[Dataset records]

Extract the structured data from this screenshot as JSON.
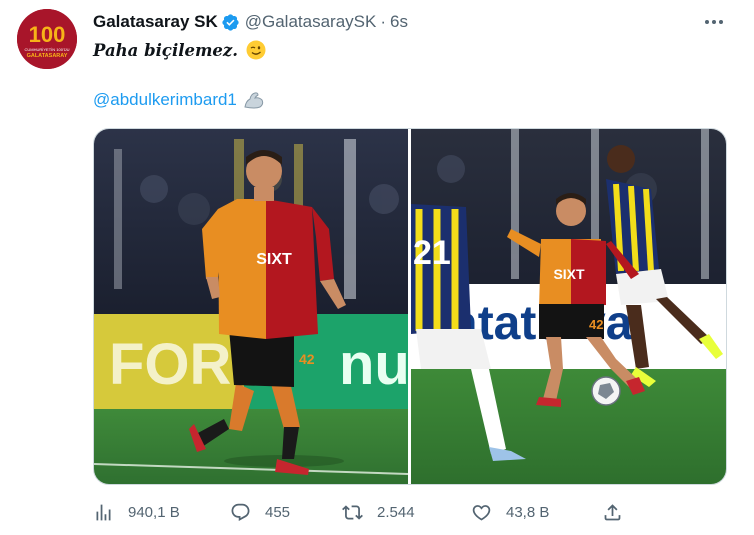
{
  "avatar": {
    "badge_number": "100",
    "badge_line1": "CUMHURİYETİN 100'ÜU",
    "badge_line2": "GALATASARAY",
    "brand_color": "#a8152a",
    "accent_color": "#f7b318"
  },
  "header": {
    "name": "Galatasaray SK",
    "handle": "@GalatasaraySK",
    "separator": "·",
    "time": "6s",
    "verified_color": "#1d9bf0"
  },
  "tweet": {
    "text": "Paha biçilemez.",
    "text_emoji": "winking-face",
    "mention": "@abdulkerimbard1",
    "mention_emoji": "flexed-biceps",
    "link_color": "#1d9bf0"
  },
  "media": {
    "photos": [
      {
        "name": "photo-player-dribbling",
        "banner_text": "FOR",
        "banner_text_right": "nu",
        "shirt_sponsor": "SIXT",
        "shirt_number": "42"
      },
      {
        "name": "photo-player-on-ball",
        "banner_text": "atatu va",
        "shirt_sponsor": "SIXT",
        "shirt_number": "42",
        "opponent_number": "21"
      }
    ]
  },
  "actions": {
    "views": "940,1 B",
    "replies": "455",
    "retweets": "2.544",
    "likes": "43,8 B",
    "icons": [
      "views-icon",
      "reply-icon",
      "retweet-icon",
      "like-icon",
      "share-icon"
    ]
  }
}
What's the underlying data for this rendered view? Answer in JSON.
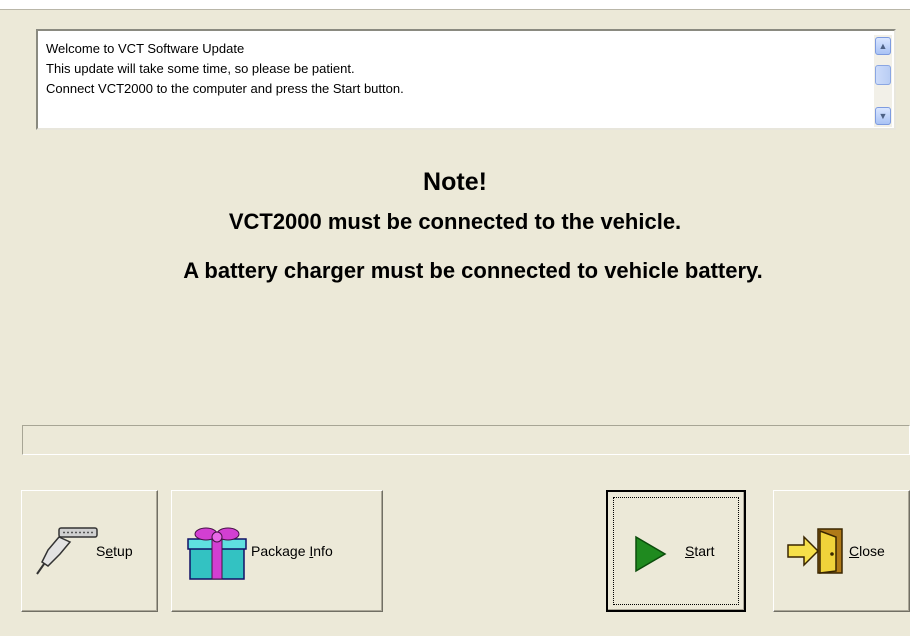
{
  "log": {
    "lines": [
      "Welcome to VCT Software Update",
      "This update will take some time, so please be patient.",
      "Connect VCT2000 to the computer and press the Start button."
    ]
  },
  "note": {
    "title": "Note!",
    "line1": "VCT2000 must be connected to the vehicle.",
    "line2": "A battery charger must be connected to vehicle battery."
  },
  "progress": {
    "value": 0
  },
  "buttons": {
    "setup": {
      "pre": "S",
      "accel": "e",
      "post": "tup",
      "icon": "cable-icon"
    },
    "package_info": {
      "pre": "Package ",
      "accel": "I",
      "post": "nfo",
      "icon": "gift-icon"
    },
    "start": {
      "pre": "",
      "accel": "S",
      "post": "tart",
      "icon": "play-icon",
      "color": "#1f8a1f"
    },
    "close": {
      "pre": "",
      "accel": "C",
      "post": "lose",
      "icon": "exit-door-icon"
    }
  }
}
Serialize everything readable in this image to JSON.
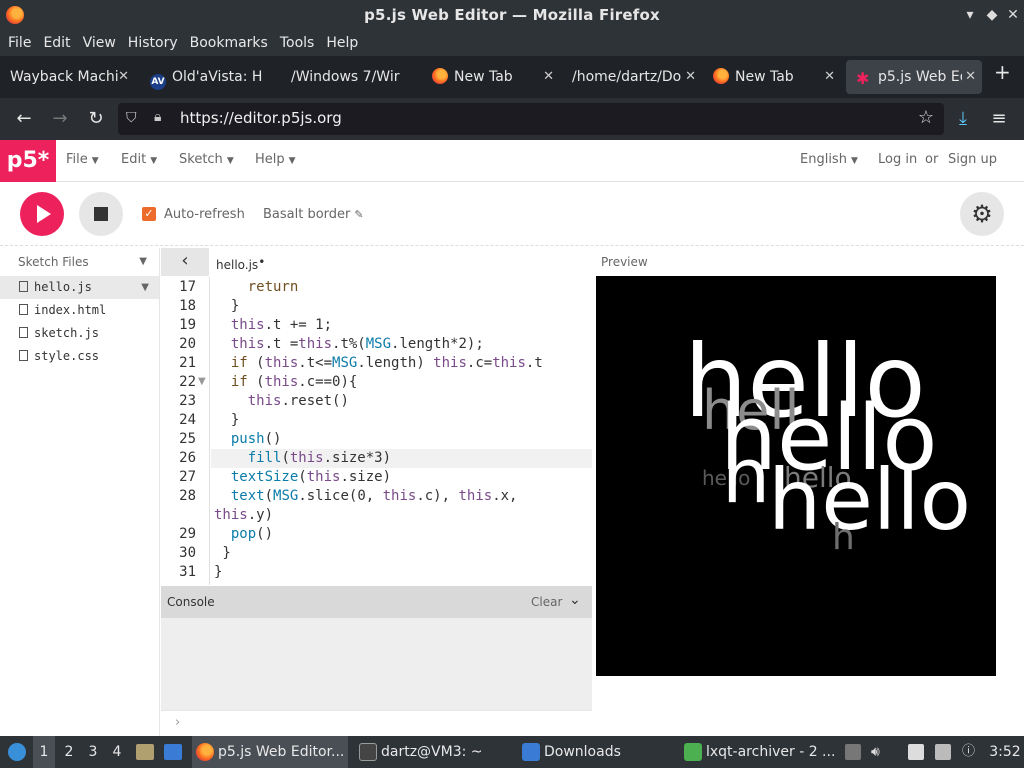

**The problem**
Reproduce every line exactly and omit all pictures.

**Output**
Extract the structured data from this screenshot as JSON.
{
  "avatar": {
    "badge_number": "100",
    "badge_line1": "CUMHURİYETİN 100'ÜU",
    "badge_line2": "GALATASARAY",
    "brand_color": "#a8152a",
    "accent_color": "#f7b318"
  },
  "header": {
    "name": "Galatasaray SK",
    "handle": "@GalatasaraySK",
    "separator": "·",
    "time": "6s",
    "verified_color": "#1d9bf0"
  },
  "tweet": {
    "text": "Paha biçilemez.",
    "text_emoji": "winking-face",
    "mention": "@abdulkerimbard1",
    "mention_emoji": "flexed-biceps",
    "link_color": "#1d9bf0"
  },
  "media": {
    "photos": [
      {
        "name": "photo-player-dribbling",
        "banner_text": "FOR",
        "banner_text_right": "nu",
        "shirt_sponsor": "SIXT",
        "shirt_number": "42"
      },
      {
        "name": "photo-player-on-ball",
        "banner_text": "atatu va",
        "shirt_sponsor": "SIXT",
        "shirt_number": "42",
        "opponent_number": "21"
      }
    ]
  },
  "actions": {
    "views": "940,1 B",
    "replies": "455",
    "retweets": "2.544",
    "likes": "43,8 B",
    "icons": [
      "views-icon",
      "reply-icon",
      "retweet-icon",
      "like-icon",
      "share-icon"
    ]
  }
}
What's the underlying data for this rendered view? Answer in JSON.
{
  "log": {
    "lines": [
      "Welcome to VCT Software Update",
      "This update will take some time, so please be patient.",
      "Connect VCT2000 to the computer and press the Start button."
    ]
  },
  "note": {
    "title": "Note!",
    "line1": "VCT2000 must be connected to the vehicle.",
    "line2": "A battery charger must be connected to vehicle battery."
  },
  "progress": {
    "value": 0
  },
  "buttons": {
    "setup": {
      "pre": "S",
      "accel": "e",
      "post": "tup",
      "icon": "cable-icon"
    },
    "package_info": {
      "pre": "Package ",
      "accel": "I",
      "post": "nfo",
      "icon": "gift-icon"
    },
    "start": {
      "pre": "",
      "accel": "S",
      "post": "tart",
      "icon": "play-icon",
      "color": "#1f8a1f"
    },
    "close": {
      "pre": "",
      "accel": "C",
      "post": "lose",
      "icon": "exit-door-icon"
    }
  }
}
Serialize everything readable in this image to JSON.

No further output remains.